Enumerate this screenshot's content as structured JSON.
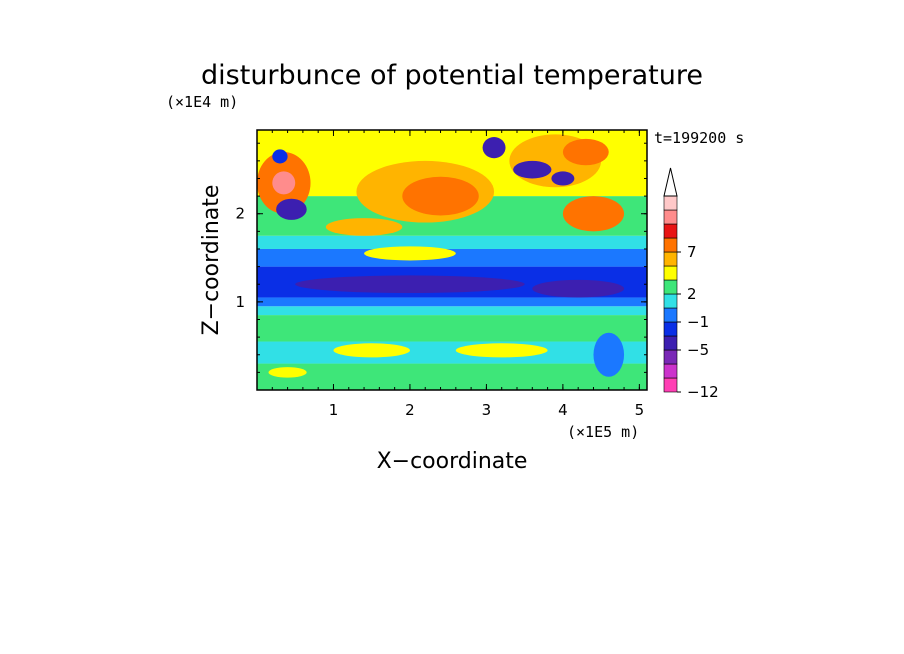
{
  "chart_data": {
    "type": "heatmap",
    "title": "disturbunce of potential temperature",
    "xlabel": "X−coordinate",
    "ylabel": "Z−coordinate",
    "x_unit": "(×1E5 m)",
    "y_unit": "(×1E4 m)",
    "time_label": "t=199200 s",
    "xlim": [
      0.0,
      5.1
    ],
    "ylim": [
      0.0,
      2.95
    ],
    "x_ticks": [
      1,
      2,
      3,
      4,
      5
    ],
    "y_ticks": [
      1,
      2
    ],
    "colorbar": {
      "tick_labels": [
        "7",
        "2",
        "−1",
        "−5",
        "−12"
      ],
      "tick_level_index": [
        10,
        7,
        5,
        3,
        0
      ],
      "colors": [
        "#ff3fb4",
        "#cc33cc",
        "#7a28b6",
        "#3c1fb0",
        "#0a2fe6",
        "#1b78ff",
        "#31e0e6",
        "#3ee679",
        "#ffff00",
        "#ffb400",
        "#ff7300",
        "#e81414",
        "#ff8c8c",
        "#ffc8c8"
      ],
      "extend_max": true
    },
    "bands": [
      {
        "z": [
          0.0,
          0.3
        ],
        "level": 7
      },
      {
        "z": [
          0.3,
          0.55
        ],
        "level": 6
      },
      {
        "z": [
          0.55,
          0.85
        ],
        "level": 7
      },
      {
        "z": [
          0.85,
          0.95
        ],
        "level": 6
      },
      {
        "z": [
          0.95,
          1.05
        ],
        "level": 5
      },
      {
        "z": [
          1.05,
          1.4
        ],
        "level": 4
      },
      {
        "z": [
          1.4,
          1.6
        ],
        "level": 5
      },
      {
        "z": [
          1.6,
          1.75
        ],
        "level": 6
      },
      {
        "z": [
          1.75,
          2.2
        ],
        "level": 7
      },
      {
        "z": [
          2.2,
          2.95
        ],
        "level": 8
      }
    ],
    "blobs": [
      {
        "x": 0.35,
        "z": 2.35,
        "rx": 0.35,
        "rz": 0.35,
        "level": 10
      },
      {
        "x": 0.35,
        "z": 2.35,
        "rx": 0.15,
        "rz": 0.13,
        "level": 12
      },
      {
        "x": 0.45,
        "z": 2.05,
        "rx": 0.2,
        "rz": 0.12,
        "level": 3
      },
      {
        "x": 0.3,
        "z": 2.65,
        "rx": 0.1,
        "rz": 0.08,
        "level": 4
      },
      {
        "x": 2.2,
        "z": 2.25,
        "rx": 0.9,
        "rz": 0.35,
        "level": 9
      },
      {
        "x": 2.4,
        "z": 2.2,
        "rx": 0.5,
        "rz": 0.22,
        "level": 10
      },
      {
        "x": 3.9,
        "z": 2.6,
        "rx": 0.6,
        "rz": 0.3,
        "level": 9
      },
      {
        "x": 4.3,
        "z": 2.7,
        "rx": 0.3,
        "rz": 0.15,
        "level": 10
      },
      {
        "x": 3.1,
        "z": 2.75,
        "rx": 0.15,
        "rz": 0.12,
        "level": 3
      },
      {
        "x": 3.6,
        "z": 2.5,
        "rx": 0.25,
        "rz": 0.1,
        "level": 3
      },
      {
        "x": 4.0,
        "z": 2.4,
        "rx": 0.15,
        "rz": 0.08,
        "level": 3
      },
      {
        "x": 4.4,
        "z": 2.0,
        "rx": 0.4,
        "rz": 0.2,
        "level": 10
      },
      {
        "x": 1.4,
        "z": 1.85,
        "rx": 0.5,
        "rz": 0.1,
        "level": 9
      },
      {
        "x": 2.0,
        "z": 1.55,
        "rx": 0.6,
        "rz": 0.08,
        "level": 8
      },
      {
        "x": 2.0,
        "z": 1.2,
        "rx": 1.5,
        "rz": 0.1,
        "level": 3
      },
      {
        "x": 4.2,
        "z": 1.15,
        "rx": 0.6,
        "rz": 0.1,
        "level": 3
      },
      {
        "x": 1.5,
        "z": 0.45,
        "rx": 0.5,
        "rz": 0.08,
        "level": 8
      },
      {
        "x": 3.2,
        "z": 0.45,
        "rx": 0.6,
        "rz": 0.08,
        "level": 8
      },
      {
        "x": 0.4,
        "z": 0.2,
        "rx": 0.25,
        "rz": 0.06,
        "level": 8
      },
      {
        "x": 4.6,
        "z": 0.4,
        "rx": 0.2,
        "rz": 0.25,
        "level": 5
      }
    ]
  }
}
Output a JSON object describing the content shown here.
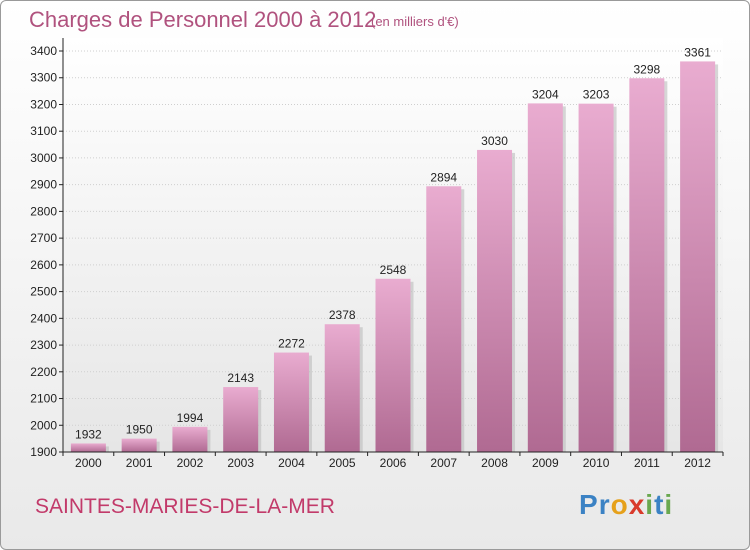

====

| Aim |
Among the entries above, identify all lines with "content" and copy them.

| Solution |
Enumerate this screenshot's content as structured JSON.
Output a JSON object describing the content shown here.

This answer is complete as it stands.